What the task asks: Copy all records verbatim.
-- start --
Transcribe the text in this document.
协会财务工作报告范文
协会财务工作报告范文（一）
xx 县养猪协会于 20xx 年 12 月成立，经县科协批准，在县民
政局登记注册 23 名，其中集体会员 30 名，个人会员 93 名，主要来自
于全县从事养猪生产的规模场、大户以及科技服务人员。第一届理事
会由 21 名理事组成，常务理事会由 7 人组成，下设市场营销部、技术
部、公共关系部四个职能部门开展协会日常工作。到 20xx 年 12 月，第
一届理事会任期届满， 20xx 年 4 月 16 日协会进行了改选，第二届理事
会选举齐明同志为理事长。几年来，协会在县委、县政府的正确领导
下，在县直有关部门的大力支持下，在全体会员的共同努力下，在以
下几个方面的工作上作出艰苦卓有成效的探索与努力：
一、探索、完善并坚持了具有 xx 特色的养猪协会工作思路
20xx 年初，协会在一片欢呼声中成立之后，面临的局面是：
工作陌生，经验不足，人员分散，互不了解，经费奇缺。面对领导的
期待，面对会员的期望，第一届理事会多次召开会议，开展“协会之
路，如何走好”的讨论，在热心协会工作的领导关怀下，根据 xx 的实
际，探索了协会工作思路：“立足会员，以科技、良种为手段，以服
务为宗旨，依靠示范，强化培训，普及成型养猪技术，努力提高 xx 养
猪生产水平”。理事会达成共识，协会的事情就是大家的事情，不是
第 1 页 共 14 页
-- end --
Written solution:
Transcribe the text in this document.
协会财务工作报告范文
协会财务工作报告范文（一）
xx 县养猪协会于 20xx 年 12 月成立，经县科协批准，在县民
政局登记注册 23 名，其中集体会员 30 名，个人会员 93 名，主要来自
于全县从事养猪生产的规模场、大户以及科技服务人员。第一届理事
会由 21 名理事组成，常务理事会由 7 人组成，下设市场营销部、技术
部、公共关系部四个职能部门开展协会日常工作。到 20xx 年 12 月，第
一届理事会任期届满， 20xx 年 4 月 16 日协会进行了改选，第二届理事
会选举齐明同志为理事长。几年来，协会在县委、县政府的正确领导
下，在县直有关部门的大力支持下，在全体会员的共同努力下，在以
下几个方面的工作上作出艰苦卓有成效的探索与努力：
一、探索、完善并坚持了具有 xx 特色的养猪协会工作思路
20xx 年初，协会在一片欢呼声中成立之后，面临的局面是：
工作陌生，经验不足，人员分散，互不了解，经费奇缺。面对领导的
期待，面对会员的期望，第一届理事会多次召开会议，开展“协会之
路，如何走好”的讨论，在热心协会工作的领导关怀下，根据 xx 的实
际，探索了协会工作思路：“立足会员，以科技、良种为手段，以服
务为宗旨，依靠示范，强化培训，普及成型养猪技术，努力提高 xx 养
猪生产水平”。理事会达成共识，协会的事情就是大家的事情，不是
第 1 页 共 14 页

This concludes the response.